Print, unchanged, the portion of the forum thread below on an LM317 lithium-ion charger that begins at the words "Most digipots would" and stops after "are other considerations.".

** START EXCERPT PROVIDED **

For a simple lithium ion charger could I set one lm317 to output 4.2volts, and have that fed with another lm317 constant current source configuration to allow it to draw say 1/3 amp but max out at the 4.2 volts?

[Reply #1 on:]

With caveats, yes you could.

Caveat: You'd have to take into account the voltage drop through the 2nd (current limiting) LM317, and this is not an absolute constant.

I think it would be much better, and more fun, to do this with with an LM317 and a simple MCU.

[Reply #2 on:]

What would be the simplest way to use an arduino to control it? I guess I would need a digitpot then? Or an rc filter from pwm to a transitor?

[Reply #3 on:]

Most digipots would not have the ability to tolerate the current seen in the voltage divider path.  You could look at generating the reference voltage needed using an external op amp (buffer) fed by a PWM pin through an RC filter.  Something I have been meaning to experiment with but have not tried.

My attempt at using a PWM driven LED coupled to an LDR were less than stellar.

[Reply #4 on:]

Is there any other way to manipulate the adj pin? Or is the voltage divider the only way?

[Reply #5 on:]

Yes, actually there is.  Give me a day or two to dig up the schematic, but I did a similar project for SLA batteries which have a very similar charge curve to Li-ion batteries.  You will just have t change the voltage levels.  I used a PICAXE, but you could just as easily use an AVR or Arduino.

Also, I am assuming a single cell, right?  If not, there are other considerations.

[Reply #6 on:]

Yes, single cell
I hve a few of different sizes so it would be cool to control the voltage and current digitally somehow,
also what's the fastest you would usually charge a cell? I have a rather small cell I tried charging at 2C and nothing bad happened, but I was wondering if there's any drawbacks from charging that fast

[Reply #7 on:]

Have a look at the attached schematic.  This is for lead acid batteries, but could be modified for use with litium-ion or LiFePO4 batteries.

This circuit was used as an example of prototyping using modules.  Basically, in the finished product you can just combine the 3 different schematics.  Here is some other information:

• The 1.7 ohm resistor sets the charge current.
• The relay switches between current mode and voltage mode.
• The pot in the regulator module sets the maximum output voltage
• The transistor on input A shuts the output off with the base high
• The transistor on input B, along with the 33K resistor set the float voltage
  when the base is high
• The pot in the voltage divider sets the voltage seen by the MCU and can probably
  be eliminated for a single cell Lithium situation.  It is there to reduce the voltage to
  something the MCU can deal with.

** END EXCERPT PROVIDED **
** START INFORMATION PROVIDED **

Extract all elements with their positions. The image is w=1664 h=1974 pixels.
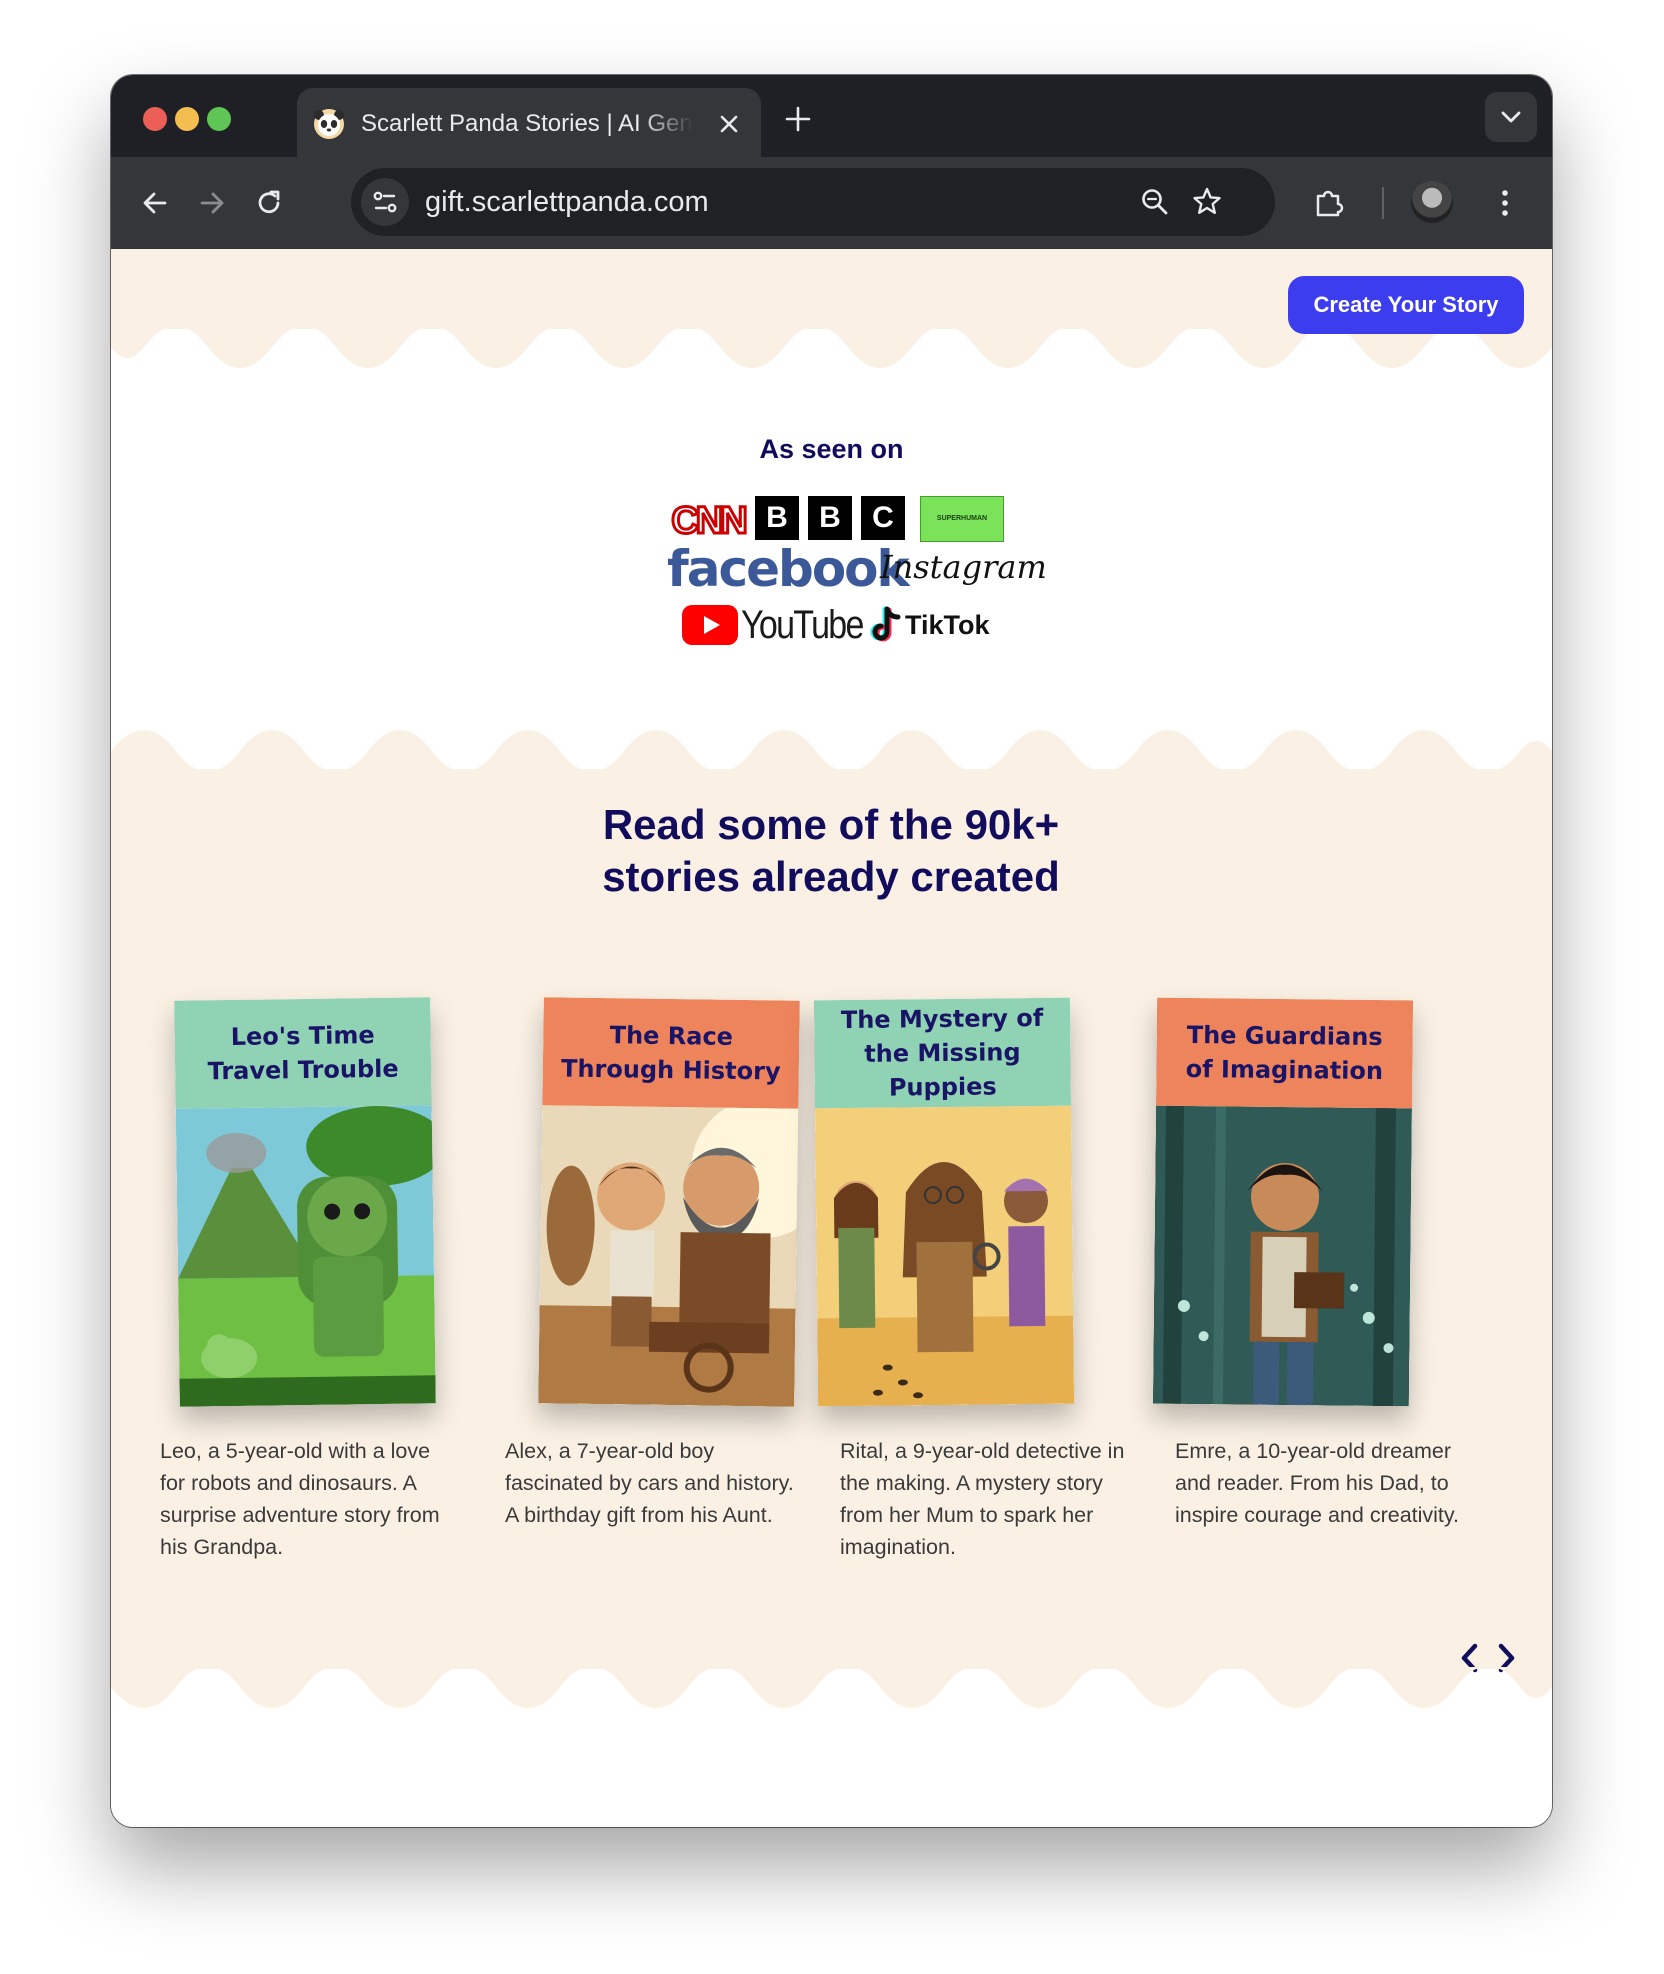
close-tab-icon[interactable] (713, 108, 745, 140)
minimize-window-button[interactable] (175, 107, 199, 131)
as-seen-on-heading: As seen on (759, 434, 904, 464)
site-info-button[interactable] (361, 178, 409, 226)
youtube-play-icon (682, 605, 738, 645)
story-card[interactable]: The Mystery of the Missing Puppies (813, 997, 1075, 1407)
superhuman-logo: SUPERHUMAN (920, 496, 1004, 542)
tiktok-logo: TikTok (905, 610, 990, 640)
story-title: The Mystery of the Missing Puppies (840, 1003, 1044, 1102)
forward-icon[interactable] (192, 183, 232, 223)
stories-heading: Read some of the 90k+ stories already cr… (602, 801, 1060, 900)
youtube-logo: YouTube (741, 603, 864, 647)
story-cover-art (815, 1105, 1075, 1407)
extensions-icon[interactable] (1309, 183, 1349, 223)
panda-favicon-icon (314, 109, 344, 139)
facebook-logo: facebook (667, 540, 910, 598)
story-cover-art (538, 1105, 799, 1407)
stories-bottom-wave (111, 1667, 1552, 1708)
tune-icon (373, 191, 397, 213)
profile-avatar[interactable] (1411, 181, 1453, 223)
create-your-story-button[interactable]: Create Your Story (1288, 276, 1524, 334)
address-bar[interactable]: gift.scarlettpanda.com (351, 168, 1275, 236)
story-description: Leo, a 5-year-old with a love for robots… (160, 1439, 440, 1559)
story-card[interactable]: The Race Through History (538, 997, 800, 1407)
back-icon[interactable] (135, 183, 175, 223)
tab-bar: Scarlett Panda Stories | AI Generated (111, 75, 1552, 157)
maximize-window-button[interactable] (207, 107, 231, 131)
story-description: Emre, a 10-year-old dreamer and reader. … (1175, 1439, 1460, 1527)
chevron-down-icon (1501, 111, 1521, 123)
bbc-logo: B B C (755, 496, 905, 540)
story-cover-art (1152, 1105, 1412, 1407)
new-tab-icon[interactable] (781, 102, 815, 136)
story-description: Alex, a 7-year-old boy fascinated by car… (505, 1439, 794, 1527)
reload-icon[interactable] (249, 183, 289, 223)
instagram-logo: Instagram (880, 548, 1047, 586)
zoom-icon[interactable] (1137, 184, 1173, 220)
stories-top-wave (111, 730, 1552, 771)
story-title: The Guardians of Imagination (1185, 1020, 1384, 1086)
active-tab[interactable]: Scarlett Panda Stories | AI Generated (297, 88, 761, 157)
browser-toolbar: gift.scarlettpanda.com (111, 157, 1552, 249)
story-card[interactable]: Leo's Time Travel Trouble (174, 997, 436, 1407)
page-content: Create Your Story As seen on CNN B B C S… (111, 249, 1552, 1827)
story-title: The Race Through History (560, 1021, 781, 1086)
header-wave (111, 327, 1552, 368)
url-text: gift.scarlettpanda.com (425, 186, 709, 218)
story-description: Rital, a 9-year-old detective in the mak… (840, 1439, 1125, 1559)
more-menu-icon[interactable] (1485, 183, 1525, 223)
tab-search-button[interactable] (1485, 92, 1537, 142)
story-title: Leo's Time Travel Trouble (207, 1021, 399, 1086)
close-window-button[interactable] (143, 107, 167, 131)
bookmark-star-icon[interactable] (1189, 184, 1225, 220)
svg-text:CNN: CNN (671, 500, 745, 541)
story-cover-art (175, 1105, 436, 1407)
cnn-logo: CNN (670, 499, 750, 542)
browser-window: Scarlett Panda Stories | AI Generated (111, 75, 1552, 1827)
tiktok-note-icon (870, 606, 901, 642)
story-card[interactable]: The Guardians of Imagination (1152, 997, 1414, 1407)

** END INFORMATION PROVIDED **

▶ SOLUTION
Most digipots would not have the ability to tolerate the current seen in the voltage divider path.  You could look at generating the reference voltage needed using an external op amp (buffer) fed by a PWM pin through an RC filter.  Something I have been meaning to experiment with but have not tried.

My attempt at using a PWM driven LED coupled to an LDR were less than stellar.

[Reply #4 on:]

Is there any other way to manipulate the adj pin? Or is the voltage divider the only way?

[Reply #5 on:]

Yes, actually there is.  Give me a day or two to dig up the schematic, but I did a similar project for SLA batteries which have a very similar charge curve to Li-ion batteries.  You will just have t change the voltage levels.  I used a PICAXE, but you could just as easily use an AVR or Arduino.

Also, I am assuming a single cell, right?  If not, there are other considerations.